begin Given information

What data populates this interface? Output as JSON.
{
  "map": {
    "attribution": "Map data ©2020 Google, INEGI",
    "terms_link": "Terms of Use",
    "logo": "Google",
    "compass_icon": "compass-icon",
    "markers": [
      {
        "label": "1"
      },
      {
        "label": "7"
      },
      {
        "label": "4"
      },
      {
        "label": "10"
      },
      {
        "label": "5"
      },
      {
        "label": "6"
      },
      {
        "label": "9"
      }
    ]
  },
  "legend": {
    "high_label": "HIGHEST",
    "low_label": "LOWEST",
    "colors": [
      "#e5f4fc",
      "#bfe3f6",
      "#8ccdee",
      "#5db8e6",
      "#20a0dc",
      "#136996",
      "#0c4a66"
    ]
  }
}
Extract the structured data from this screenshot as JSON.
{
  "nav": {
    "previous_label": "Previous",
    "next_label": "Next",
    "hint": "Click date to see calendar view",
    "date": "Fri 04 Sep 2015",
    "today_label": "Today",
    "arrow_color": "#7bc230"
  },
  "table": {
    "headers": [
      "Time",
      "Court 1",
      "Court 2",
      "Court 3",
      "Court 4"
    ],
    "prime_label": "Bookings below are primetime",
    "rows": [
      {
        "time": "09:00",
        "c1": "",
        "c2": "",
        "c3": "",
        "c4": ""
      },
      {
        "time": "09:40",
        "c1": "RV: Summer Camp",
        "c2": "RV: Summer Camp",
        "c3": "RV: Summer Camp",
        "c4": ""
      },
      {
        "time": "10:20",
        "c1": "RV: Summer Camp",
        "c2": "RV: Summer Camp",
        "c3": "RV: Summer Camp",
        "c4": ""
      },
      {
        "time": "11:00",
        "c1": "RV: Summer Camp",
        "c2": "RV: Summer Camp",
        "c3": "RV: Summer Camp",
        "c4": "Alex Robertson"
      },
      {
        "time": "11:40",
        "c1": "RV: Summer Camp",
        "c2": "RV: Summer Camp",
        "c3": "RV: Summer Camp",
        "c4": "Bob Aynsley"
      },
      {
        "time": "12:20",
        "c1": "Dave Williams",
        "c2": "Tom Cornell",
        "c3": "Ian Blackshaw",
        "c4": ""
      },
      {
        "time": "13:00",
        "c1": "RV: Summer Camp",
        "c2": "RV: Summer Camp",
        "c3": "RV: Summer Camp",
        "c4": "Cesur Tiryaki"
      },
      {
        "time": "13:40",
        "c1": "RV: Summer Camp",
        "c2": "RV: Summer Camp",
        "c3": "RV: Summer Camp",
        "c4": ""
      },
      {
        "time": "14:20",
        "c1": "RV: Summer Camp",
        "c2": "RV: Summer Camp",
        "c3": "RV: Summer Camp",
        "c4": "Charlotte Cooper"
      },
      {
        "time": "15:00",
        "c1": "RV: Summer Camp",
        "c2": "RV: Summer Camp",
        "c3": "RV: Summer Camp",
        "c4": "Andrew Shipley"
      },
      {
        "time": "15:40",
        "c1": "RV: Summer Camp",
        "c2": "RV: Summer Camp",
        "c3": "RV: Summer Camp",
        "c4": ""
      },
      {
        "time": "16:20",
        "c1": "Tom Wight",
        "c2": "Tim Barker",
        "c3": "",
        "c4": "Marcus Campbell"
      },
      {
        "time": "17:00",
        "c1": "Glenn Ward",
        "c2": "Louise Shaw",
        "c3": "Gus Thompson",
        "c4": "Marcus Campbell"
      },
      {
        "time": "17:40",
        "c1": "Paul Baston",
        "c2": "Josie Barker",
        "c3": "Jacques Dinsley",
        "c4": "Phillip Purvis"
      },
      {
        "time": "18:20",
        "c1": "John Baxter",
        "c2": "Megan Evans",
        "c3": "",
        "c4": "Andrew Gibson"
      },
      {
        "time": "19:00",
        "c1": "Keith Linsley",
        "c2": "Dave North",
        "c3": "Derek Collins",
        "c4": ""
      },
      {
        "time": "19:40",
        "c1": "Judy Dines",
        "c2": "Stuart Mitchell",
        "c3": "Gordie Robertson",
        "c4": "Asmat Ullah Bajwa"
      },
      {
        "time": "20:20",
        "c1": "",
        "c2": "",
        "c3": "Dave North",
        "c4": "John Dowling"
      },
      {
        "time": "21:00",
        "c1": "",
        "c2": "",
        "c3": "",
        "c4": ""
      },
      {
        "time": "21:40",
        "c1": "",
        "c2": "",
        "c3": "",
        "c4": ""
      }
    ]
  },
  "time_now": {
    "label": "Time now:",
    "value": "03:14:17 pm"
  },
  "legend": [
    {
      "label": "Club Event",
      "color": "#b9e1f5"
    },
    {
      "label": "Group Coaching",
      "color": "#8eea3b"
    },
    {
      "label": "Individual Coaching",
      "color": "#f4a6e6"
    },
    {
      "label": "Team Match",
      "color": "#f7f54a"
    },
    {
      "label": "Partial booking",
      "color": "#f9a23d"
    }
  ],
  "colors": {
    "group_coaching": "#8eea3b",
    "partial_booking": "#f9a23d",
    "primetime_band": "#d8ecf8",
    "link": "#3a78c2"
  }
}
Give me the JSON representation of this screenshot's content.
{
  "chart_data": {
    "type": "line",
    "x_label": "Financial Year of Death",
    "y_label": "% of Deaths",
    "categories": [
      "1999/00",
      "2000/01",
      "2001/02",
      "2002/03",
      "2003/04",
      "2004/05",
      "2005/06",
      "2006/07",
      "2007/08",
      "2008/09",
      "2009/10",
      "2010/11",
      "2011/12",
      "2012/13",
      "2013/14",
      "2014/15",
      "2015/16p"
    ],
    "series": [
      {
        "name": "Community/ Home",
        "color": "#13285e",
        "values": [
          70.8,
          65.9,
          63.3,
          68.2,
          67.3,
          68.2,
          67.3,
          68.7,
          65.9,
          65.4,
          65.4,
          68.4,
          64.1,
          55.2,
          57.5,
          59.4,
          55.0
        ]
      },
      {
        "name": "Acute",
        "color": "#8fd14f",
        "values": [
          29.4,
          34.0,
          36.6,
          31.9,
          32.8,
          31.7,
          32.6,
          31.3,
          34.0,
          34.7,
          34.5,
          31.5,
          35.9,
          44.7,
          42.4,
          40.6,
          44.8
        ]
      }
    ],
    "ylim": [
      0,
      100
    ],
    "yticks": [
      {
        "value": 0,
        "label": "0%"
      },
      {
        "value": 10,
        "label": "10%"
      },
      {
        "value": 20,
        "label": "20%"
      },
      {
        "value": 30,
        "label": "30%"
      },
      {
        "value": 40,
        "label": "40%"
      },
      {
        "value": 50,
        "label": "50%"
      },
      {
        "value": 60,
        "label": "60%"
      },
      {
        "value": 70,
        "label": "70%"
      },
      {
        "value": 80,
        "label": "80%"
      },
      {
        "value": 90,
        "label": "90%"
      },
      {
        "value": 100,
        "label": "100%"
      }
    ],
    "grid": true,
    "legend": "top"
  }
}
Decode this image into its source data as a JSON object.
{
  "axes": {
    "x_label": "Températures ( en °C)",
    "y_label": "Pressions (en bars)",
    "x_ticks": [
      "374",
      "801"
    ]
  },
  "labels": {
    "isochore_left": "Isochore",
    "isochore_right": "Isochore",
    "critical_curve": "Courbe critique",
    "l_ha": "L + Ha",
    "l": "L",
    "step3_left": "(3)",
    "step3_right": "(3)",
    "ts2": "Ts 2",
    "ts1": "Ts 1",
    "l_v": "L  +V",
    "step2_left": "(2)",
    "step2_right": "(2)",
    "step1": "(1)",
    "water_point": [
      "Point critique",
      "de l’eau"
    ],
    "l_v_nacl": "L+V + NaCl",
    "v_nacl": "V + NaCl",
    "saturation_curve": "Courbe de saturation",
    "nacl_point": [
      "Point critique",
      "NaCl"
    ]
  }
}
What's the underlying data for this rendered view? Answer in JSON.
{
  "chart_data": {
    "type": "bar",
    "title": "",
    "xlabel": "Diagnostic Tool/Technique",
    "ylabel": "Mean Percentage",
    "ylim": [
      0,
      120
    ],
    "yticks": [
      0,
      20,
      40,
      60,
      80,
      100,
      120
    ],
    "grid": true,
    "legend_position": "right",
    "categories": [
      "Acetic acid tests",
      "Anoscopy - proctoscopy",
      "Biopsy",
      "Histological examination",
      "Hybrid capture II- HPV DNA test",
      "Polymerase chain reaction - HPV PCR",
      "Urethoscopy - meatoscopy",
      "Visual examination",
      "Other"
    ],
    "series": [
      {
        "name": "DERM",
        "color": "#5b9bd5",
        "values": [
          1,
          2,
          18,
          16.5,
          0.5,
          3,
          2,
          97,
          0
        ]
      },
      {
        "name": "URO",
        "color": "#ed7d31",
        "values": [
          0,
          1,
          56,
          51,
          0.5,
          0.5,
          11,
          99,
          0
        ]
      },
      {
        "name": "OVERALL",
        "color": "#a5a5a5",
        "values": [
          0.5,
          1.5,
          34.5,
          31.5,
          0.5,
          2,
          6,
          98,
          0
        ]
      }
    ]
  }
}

end Given information

Task instructions>
Transcribe, word for word, every line from the one containing "What's the underlying" through the final line of the entries, and nothing else.

Expected answer>
What's the underlying data for this rendered view? Answer in JSON.
{
  "chart_data": {
    "type": "bar",
    "title": "",
    "xlabel": "Diagnostic Tool/Technique",
    "ylabel": "Mean Percentage",
    "ylim": [
      0,
      120
    ],
    "yticks": [
      0,
      20,
      40,
      60,
      80,
      100,
      120
    ],
    "grid": true,
    "legend_position": "right",
    "categories": [
      "Acetic acid tests",
      "Anoscopy - proctoscopy",
      "Biopsy",
      "Histological examination",
      "Hybrid capture II- HPV DNA test",
      "Polymerase chain reaction - HPV PCR",
      "Urethoscopy - meatoscopy",
      "Visual examination",
      "Other"
    ],
    "series": [
      {
        "name": "DERM",
        "color": "#5b9bd5",
        "values": [
          1,
          2,
          18,
          16.5,
          0.5,
          3,
          2,
          97,
          0
        ]
      },
      {
        "name": "URO",
        "color": "#ed7d31",
        "values": [
          0,
          1,
          56,
          51,
          0.5,
          0.5,
          11,
          99,
          0
        ]
      },
      {
        "name": "OVERALL",
        "color": "#a5a5a5",
        "values": [
          0.5,
          1.5,
          34.5,
          31.5,
          0.5,
          2,
          6,
          98,
          0
        ]
      }
    ]
  }
}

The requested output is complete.